#### Aim of the exercise
Count the lines in the records below that contain the word "Output", and give only that number.

[Data items]

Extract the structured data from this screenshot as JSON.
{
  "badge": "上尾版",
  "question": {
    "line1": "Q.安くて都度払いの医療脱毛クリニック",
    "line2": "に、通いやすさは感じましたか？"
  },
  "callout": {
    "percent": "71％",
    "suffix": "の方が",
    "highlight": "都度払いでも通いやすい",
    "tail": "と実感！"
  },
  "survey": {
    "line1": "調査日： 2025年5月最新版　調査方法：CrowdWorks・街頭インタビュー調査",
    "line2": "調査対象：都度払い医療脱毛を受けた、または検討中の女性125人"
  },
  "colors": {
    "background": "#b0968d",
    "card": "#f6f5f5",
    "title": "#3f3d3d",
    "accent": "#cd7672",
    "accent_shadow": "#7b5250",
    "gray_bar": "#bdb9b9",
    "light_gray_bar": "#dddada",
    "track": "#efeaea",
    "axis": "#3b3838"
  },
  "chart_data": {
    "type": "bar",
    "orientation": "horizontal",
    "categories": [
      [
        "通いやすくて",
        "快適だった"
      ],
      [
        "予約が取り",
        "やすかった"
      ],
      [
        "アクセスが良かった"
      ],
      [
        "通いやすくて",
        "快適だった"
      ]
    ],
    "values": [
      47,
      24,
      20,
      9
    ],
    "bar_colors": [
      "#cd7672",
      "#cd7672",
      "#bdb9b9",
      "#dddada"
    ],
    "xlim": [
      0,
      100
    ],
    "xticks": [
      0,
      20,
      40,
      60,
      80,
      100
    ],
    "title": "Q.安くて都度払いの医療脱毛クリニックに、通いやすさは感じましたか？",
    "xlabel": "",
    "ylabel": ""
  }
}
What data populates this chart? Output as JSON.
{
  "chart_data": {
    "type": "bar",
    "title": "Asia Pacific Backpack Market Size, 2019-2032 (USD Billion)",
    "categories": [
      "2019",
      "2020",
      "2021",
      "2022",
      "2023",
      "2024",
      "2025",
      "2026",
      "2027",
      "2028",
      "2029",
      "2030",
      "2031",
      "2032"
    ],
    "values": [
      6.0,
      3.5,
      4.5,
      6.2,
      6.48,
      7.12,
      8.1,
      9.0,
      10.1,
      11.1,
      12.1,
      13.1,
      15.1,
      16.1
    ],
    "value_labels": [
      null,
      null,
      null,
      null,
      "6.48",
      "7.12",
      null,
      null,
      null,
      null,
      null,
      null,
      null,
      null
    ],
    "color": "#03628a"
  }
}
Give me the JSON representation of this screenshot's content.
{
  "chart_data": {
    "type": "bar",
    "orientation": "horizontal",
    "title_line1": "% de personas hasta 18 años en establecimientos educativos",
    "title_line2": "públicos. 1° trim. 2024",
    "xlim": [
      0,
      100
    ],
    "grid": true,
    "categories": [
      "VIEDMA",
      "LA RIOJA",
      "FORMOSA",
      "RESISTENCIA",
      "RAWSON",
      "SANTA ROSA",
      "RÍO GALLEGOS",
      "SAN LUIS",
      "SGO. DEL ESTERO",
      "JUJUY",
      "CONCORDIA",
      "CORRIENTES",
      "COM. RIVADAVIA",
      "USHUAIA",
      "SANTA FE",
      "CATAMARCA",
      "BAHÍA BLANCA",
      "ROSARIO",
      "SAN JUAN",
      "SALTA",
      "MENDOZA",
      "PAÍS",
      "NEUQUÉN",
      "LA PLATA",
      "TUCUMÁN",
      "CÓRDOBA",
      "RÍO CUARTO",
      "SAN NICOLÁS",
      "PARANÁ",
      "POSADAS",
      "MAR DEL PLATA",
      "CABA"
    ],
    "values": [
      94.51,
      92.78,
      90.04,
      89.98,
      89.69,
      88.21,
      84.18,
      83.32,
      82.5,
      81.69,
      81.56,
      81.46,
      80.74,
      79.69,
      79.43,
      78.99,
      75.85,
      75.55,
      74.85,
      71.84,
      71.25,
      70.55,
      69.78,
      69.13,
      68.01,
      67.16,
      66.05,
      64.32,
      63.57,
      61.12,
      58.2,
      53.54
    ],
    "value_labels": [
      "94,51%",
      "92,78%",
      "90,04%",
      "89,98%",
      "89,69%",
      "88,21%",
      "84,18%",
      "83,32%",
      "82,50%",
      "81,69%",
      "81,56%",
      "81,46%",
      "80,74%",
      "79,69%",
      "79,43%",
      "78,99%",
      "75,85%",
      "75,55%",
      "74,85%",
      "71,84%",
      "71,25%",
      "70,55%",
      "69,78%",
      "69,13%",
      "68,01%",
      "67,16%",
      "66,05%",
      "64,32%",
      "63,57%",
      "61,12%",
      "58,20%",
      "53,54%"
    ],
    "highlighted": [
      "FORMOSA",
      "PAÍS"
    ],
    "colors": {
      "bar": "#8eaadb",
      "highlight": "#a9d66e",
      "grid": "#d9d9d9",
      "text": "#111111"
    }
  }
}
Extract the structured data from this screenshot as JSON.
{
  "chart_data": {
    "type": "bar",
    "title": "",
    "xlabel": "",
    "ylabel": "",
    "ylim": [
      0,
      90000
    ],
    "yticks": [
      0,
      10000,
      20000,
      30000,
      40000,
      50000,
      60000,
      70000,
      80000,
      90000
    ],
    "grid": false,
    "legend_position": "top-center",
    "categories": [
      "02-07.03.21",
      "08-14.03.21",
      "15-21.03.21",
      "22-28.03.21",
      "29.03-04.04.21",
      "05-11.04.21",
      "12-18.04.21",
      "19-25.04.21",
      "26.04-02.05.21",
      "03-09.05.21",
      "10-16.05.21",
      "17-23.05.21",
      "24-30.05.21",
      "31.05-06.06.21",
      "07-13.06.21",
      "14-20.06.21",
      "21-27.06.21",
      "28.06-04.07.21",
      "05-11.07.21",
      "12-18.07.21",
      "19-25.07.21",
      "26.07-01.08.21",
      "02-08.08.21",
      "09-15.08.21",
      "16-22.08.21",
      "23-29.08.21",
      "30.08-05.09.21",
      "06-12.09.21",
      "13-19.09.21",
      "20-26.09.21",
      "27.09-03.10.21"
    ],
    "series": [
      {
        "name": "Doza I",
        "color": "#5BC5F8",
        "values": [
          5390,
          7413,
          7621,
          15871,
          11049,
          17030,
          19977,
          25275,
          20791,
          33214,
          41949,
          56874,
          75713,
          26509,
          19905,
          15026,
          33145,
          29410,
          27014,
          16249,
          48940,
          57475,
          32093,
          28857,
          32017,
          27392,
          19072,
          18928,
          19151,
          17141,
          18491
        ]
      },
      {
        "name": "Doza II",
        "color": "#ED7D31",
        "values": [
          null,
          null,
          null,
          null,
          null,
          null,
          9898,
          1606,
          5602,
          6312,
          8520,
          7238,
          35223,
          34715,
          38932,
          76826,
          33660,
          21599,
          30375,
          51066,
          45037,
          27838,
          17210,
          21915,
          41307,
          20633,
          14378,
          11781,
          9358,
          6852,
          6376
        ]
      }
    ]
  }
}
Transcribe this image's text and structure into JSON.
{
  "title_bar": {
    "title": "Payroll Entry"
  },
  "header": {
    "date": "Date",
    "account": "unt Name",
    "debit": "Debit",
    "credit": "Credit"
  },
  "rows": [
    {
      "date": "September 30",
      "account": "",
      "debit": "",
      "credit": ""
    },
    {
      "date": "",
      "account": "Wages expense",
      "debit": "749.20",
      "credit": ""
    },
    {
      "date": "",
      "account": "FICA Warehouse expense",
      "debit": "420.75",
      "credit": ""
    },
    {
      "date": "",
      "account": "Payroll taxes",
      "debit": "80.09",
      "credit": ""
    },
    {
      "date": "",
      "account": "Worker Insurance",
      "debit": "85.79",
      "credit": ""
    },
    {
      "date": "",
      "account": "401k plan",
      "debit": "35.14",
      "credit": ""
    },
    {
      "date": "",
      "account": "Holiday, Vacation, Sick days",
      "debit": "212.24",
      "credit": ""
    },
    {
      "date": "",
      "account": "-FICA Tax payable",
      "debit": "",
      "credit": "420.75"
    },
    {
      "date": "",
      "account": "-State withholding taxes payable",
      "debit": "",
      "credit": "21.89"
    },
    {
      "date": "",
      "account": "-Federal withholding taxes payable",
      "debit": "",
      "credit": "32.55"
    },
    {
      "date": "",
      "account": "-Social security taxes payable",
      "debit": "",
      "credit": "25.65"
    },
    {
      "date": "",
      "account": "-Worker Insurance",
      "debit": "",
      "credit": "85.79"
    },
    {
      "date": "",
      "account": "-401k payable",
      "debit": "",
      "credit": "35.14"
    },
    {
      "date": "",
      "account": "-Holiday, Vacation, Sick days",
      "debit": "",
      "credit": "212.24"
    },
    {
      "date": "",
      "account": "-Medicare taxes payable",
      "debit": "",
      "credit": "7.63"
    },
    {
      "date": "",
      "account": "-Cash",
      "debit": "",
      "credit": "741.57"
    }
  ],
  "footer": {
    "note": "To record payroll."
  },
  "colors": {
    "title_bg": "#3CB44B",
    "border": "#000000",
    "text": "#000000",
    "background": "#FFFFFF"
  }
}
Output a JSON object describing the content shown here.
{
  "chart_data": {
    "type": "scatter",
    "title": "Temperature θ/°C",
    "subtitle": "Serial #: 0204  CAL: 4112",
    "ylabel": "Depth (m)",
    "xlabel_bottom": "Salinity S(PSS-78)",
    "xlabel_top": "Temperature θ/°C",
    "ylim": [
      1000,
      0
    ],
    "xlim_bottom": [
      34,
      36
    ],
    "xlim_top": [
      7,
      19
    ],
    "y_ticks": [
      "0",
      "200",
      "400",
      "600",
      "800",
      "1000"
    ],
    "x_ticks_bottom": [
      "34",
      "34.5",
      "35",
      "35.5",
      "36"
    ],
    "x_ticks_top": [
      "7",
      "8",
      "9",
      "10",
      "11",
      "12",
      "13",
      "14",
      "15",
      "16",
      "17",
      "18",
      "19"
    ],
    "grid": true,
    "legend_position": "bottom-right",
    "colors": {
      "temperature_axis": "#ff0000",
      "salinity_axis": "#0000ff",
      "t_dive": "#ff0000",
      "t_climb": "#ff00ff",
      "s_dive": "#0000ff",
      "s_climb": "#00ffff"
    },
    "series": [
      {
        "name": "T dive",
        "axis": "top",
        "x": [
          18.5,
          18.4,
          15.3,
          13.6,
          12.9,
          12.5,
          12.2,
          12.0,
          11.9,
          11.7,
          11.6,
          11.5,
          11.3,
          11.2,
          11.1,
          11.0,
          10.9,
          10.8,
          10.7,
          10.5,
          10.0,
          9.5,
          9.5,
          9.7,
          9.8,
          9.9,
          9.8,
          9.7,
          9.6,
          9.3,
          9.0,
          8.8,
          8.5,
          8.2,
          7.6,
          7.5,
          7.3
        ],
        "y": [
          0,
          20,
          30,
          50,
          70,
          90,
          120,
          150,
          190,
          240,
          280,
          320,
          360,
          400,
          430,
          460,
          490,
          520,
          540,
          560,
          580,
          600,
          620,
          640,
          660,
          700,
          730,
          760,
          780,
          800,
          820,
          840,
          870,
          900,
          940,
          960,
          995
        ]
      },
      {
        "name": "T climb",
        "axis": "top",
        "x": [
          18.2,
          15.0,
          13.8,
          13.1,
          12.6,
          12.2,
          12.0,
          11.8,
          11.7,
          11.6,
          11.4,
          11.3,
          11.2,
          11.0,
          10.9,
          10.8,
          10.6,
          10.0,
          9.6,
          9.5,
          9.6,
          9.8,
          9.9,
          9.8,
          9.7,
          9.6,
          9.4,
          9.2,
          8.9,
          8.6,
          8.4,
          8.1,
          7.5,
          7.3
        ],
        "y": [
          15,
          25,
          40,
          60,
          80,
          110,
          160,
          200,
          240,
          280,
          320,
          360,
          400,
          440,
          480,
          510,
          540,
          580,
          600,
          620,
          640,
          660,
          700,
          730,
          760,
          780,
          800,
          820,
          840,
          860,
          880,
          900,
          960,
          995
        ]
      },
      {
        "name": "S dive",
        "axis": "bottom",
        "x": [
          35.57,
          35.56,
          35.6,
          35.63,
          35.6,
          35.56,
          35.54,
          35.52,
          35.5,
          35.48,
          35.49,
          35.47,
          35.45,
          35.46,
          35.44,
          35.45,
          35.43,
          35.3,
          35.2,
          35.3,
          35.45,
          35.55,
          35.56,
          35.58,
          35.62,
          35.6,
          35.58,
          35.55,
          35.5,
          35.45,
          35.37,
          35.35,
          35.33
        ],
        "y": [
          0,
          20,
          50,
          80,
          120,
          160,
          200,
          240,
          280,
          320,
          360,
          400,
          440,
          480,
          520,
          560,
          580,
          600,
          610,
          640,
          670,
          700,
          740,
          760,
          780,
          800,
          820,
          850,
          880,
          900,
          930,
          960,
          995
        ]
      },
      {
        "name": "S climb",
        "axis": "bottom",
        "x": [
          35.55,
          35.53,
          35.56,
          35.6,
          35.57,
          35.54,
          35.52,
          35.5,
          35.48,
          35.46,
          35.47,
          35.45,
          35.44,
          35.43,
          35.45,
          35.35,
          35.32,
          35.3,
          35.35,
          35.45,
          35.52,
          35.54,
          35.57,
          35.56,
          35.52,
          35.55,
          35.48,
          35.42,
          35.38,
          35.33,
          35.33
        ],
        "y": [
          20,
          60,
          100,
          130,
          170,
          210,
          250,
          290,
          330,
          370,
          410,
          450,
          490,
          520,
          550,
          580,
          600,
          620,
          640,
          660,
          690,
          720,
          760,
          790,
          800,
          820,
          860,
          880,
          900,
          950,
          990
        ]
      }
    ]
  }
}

#### Response below
2